_Exercise task_. All records are to be retyped faithfully and completely.

** BEGIN **

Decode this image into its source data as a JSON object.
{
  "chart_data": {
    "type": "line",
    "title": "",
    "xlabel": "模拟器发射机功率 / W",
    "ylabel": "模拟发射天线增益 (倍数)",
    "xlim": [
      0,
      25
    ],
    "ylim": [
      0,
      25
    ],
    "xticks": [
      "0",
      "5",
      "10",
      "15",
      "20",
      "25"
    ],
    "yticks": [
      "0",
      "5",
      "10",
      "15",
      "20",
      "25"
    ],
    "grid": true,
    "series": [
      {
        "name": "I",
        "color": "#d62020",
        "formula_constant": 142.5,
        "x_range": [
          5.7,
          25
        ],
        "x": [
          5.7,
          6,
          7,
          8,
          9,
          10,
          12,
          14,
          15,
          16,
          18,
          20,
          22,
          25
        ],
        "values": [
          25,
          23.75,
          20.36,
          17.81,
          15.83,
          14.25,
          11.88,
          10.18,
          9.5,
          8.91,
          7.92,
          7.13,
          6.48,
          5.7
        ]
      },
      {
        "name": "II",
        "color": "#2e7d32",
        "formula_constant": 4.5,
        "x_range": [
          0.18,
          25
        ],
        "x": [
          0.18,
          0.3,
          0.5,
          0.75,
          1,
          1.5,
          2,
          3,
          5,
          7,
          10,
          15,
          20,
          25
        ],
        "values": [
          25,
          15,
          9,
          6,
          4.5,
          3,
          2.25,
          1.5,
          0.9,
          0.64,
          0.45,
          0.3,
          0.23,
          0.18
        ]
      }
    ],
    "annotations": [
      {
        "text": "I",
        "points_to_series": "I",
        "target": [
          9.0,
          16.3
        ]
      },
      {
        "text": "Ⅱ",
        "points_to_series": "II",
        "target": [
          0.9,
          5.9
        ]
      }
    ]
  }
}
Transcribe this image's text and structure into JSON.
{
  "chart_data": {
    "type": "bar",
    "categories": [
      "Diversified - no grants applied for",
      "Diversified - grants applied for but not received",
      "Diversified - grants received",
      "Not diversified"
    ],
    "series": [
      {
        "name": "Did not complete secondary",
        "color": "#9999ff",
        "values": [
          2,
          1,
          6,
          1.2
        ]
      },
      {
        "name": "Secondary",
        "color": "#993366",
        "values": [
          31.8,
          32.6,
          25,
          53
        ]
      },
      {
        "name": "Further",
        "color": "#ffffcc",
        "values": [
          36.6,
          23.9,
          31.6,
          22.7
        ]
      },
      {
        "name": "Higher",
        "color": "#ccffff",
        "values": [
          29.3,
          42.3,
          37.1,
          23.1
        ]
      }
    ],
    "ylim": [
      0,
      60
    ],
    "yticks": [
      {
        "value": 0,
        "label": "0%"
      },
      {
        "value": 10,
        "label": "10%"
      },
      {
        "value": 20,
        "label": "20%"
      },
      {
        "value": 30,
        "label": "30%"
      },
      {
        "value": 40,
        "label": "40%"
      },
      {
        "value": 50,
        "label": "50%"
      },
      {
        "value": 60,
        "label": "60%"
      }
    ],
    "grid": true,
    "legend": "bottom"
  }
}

** END **

_Response to the exercise_.
Decode this image into its source data as a JSON object.
{
  "chart_data": {
    "type": "line",
    "title": "",
    "xlabel": "模拟器发射机功率 / W",
    "ylabel": "模拟发射天线增益 (倍数)",
    "xlim": [
      0,
      25
    ],
    "ylim": [
      0,
      25
    ],
    "xticks": [
      "0",
      "5",
      "10",
      "15",
      "20",
      "25"
    ],
    "yticks": [
      "0",
      "5",
      "10",
      "15",
      "20",
      "25"
    ],
    "grid": true,
    "series": [
      {
        "name": "I",
        "color": "#d62020",
        "formula_constant": 142.5,
        "x_range": [
          5.7,
          25
        ],
        "x": [
          5.7,
          6,
          7,
          8,
          9,
          10,
          12,
          14,
          15,
          16,
          18,
          20,
          22,
          25
        ],
        "values": [
          25,
          23.75,
          20.36,
          17.81,
          15.83,
          14.25,
          11.88,
          10.18,
          9.5,
          8.91,
          7.92,
          7.13,
          6.48,
          5.7
        ]
      },
      {
        "name": "II",
        "color": "#2e7d32",
        "formula_constant": 4.5,
        "x_range": [
          0.18,
          25
        ],
        "x": [
          0.18,
          0.3,
          0.5,
          0.75,
          1,
          1.5,
          2,
          3,
          5,
          7,
          10,
          15,
          20,
          25
        ],
        "values": [
          25,
          15,
          9,
          6,
          4.5,
          3,
          2.25,
          1.5,
          0.9,
          0.64,
          0.45,
          0.3,
          0.23,
          0.18
        ]
      }
    ],
    "annotations": [
      {
        "text": "I",
        "points_to_series": "I",
        "target": [
          9.0,
          16.3
        ]
      },
      {
        "text": "Ⅱ",
        "points_to_series": "II",
        "target": [
          0.9,
          5.9
        ]
      }
    ]
  }
}
Transcribe this image's text and structure into JSON.
{
  "chart_data": {
    "type": "bar",
    "categories": [
      "Diversified - no grants applied for",
      "Diversified - grants applied for but not received",
      "Diversified - grants received",
      "Not diversified"
    ],
    "series": [
      {
        "name": "Did not complete secondary",
        "color": "#9999ff",
        "values": [
          2,
          1,
          6,
          1.2
        ]
      },
      {
        "name": "Secondary",
        "color": "#993366",
        "values": [
          31.8,
          32.6,
          25,
          53
        ]
      },
      {
        "name": "Further",
        "color": "#ffffcc",
        "values": [
          36.6,
          23.9,
          31.6,
          22.7
        ]
      },
      {
        "name": "Higher",
        "color": "#ccffff",
        "values": [
          29.3,
          42.3,
          37.1,
          23.1
        ]
      }
    ],
    "ylim": [
      0,
      60
    ],
    "yticks": [
      {
        "value": 0,
        "label": "0%"
      },
      {
        "value": 10,
        "label": "10%"
      },
      {
        "value": 20,
        "label": "20%"
      },
      {
        "value": 30,
        "label": "30%"
      },
      {
        "value": 40,
        "label": "40%"
      },
      {
        "value": 50,
        "label": "50%"
      },
      {
        "value": 60,
        "label": "60%"
      }
    ],
    "grid": true,
    "legend": "bottom"
  }
}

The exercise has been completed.